[INPUT RECORDS]
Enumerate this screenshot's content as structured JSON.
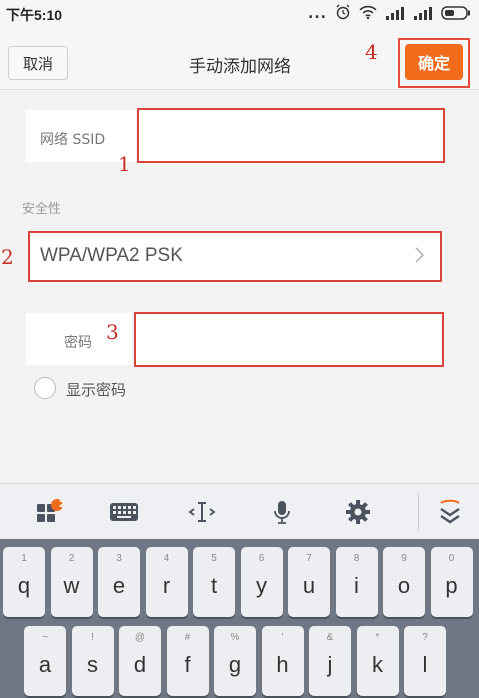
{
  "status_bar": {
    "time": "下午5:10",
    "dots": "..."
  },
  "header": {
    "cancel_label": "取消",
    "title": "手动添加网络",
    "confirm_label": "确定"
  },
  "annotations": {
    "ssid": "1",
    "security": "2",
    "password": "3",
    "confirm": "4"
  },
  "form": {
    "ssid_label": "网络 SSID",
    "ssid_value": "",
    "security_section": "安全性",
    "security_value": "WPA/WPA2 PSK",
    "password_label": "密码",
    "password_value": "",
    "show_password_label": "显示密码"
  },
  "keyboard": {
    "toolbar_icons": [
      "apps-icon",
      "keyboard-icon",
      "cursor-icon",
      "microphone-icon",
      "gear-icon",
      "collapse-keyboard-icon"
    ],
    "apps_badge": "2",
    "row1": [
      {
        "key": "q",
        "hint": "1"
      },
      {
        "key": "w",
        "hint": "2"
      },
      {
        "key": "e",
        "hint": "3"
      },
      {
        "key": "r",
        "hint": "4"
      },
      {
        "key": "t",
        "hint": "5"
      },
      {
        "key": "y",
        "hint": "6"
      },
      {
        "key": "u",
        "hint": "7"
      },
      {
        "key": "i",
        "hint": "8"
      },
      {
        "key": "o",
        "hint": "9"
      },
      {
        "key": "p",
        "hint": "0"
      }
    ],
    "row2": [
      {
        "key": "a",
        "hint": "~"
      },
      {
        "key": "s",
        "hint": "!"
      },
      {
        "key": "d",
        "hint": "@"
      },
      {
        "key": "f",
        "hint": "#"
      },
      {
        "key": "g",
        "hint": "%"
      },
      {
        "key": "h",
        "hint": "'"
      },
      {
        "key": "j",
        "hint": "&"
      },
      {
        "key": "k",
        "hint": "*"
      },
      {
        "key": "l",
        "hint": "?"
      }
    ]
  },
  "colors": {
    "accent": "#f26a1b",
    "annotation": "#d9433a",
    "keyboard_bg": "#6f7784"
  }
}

...

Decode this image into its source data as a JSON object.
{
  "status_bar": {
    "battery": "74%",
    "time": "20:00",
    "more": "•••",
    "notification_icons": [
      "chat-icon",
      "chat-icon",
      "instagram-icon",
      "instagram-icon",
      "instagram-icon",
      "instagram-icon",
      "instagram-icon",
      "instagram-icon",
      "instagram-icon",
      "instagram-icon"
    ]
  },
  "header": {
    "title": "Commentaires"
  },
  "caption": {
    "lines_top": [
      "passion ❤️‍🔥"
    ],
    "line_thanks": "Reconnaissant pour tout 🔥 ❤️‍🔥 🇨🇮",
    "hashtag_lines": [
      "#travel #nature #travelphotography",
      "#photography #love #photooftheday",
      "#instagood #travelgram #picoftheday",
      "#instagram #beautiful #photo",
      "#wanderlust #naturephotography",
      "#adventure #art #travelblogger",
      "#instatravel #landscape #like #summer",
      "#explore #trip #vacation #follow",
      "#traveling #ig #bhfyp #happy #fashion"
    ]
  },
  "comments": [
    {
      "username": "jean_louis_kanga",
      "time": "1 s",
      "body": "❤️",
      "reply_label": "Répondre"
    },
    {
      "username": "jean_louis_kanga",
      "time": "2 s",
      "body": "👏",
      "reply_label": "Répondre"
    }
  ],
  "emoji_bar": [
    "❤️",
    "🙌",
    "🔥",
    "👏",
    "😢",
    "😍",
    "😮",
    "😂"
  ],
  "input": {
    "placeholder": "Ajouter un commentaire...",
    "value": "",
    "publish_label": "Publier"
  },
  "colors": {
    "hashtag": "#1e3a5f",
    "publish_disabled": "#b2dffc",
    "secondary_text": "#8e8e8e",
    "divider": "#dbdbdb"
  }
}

---

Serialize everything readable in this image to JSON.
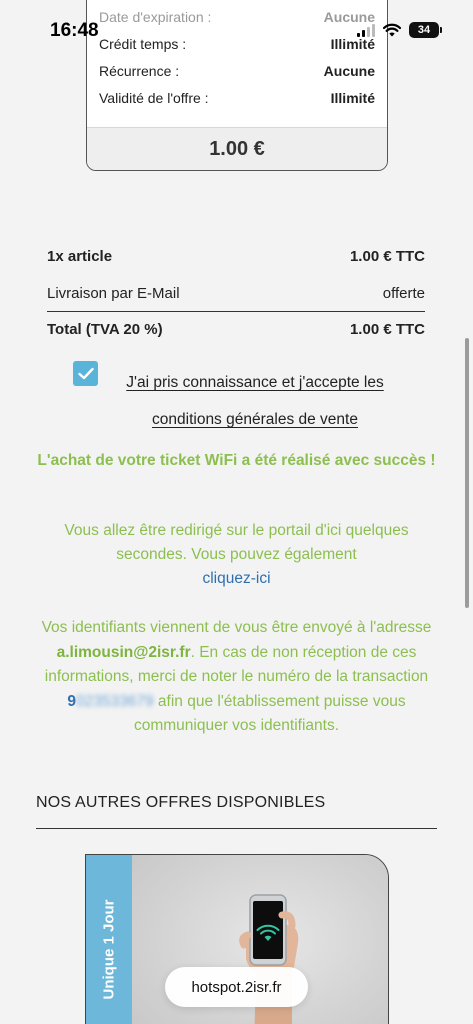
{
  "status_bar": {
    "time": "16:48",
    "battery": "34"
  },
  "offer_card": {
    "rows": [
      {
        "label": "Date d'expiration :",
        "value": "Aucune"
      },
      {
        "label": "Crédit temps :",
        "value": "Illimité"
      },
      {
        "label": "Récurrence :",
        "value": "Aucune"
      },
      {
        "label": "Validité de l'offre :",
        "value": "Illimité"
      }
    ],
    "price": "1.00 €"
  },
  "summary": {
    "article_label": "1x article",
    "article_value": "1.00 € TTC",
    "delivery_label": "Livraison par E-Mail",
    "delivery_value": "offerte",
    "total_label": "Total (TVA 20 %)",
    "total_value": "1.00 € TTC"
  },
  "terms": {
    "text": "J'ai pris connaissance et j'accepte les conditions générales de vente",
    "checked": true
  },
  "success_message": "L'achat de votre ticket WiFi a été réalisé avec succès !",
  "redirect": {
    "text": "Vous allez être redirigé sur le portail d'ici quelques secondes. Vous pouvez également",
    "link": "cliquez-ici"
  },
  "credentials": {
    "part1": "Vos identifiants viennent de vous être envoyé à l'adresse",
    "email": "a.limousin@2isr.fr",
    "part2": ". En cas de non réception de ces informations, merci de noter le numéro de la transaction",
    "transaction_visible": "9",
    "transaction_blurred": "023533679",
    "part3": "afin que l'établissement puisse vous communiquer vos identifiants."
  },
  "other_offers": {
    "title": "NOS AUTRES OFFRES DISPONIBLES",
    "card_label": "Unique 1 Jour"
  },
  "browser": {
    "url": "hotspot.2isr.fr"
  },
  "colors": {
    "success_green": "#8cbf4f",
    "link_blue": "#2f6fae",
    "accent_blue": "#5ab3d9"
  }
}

[EXERCISE BRIEF]
Which lines contain the word "être"? Return each of them.

[TASK RESULT]
    "text": "Vous allez être redirigé sur le portail d'ici quelques secondes. Vous pouvez également",
    "part1": "Vos identifiants viennent de vous être envoyé à l'adresse",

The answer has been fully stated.